Every entry should be repeated exactly. Omit the pictures.

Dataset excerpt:
__________________________________________________

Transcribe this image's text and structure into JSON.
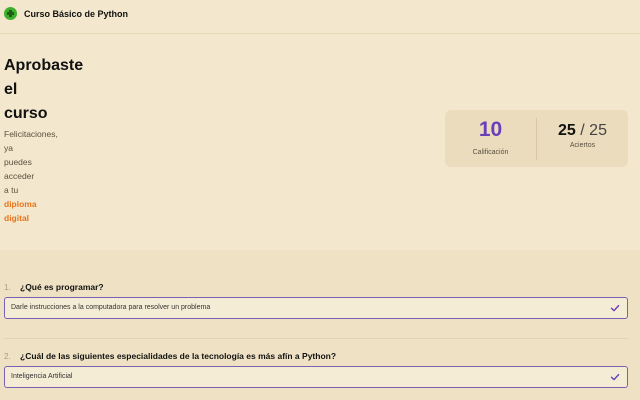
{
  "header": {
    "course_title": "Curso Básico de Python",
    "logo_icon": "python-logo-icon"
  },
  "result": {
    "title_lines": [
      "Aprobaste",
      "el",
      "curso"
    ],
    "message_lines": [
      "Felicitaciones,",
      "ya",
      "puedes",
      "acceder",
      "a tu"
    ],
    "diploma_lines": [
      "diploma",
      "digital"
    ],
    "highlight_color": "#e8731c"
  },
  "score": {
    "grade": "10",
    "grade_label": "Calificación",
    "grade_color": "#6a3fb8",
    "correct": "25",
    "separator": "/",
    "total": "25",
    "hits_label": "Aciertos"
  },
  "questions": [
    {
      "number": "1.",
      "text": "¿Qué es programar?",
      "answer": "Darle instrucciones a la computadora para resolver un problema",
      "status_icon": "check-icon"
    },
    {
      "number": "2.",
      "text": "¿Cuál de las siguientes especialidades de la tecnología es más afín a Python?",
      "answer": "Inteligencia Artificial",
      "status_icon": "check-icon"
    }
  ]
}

__________________________________________________

» Written answer
Transcribe this image's text and structure into JSON.
{
  "header": {
    "course_title": "Curso Básico de Python",
    "logo_icon": "python-logo-icon"
  },
  "result": {
    "title_lines": [
      "Aprobaste",
      "el",
      "curso"
    ],
    "message_lines": [
      "Felicitaciones,",
      "ya",
      "puedes",
      "acceder",
      "a tu"
    ],
    "diploma_lines": [
      "diploma",
      "digital"
    ],
    "highlight_color": "#e8731c"
  },
  "score": {
    "grade": "10",
    "grade_label": "Calificación",
    "grade_color": "#6a3fb8",
    "correct": "25",
    "separator": "/",
    "total": "25",
    "hits_label": "Aciertos"
  },
  "questions": [
    {
      "number": "1.",
      "text": "¿Qué es programar?",
      "answer": "Darle instrucciones a la computadora para resolver un problema",
      "status_icon": "check-icon"
    },
    {
      "number": "2.",
      "text": "¿Cuál de las siguientes especialidades de la tecnología es más afín a Python?",
      "answer": "Inteligencia Artificial",
      "status_icon": "check-icon"
    }
  ]
}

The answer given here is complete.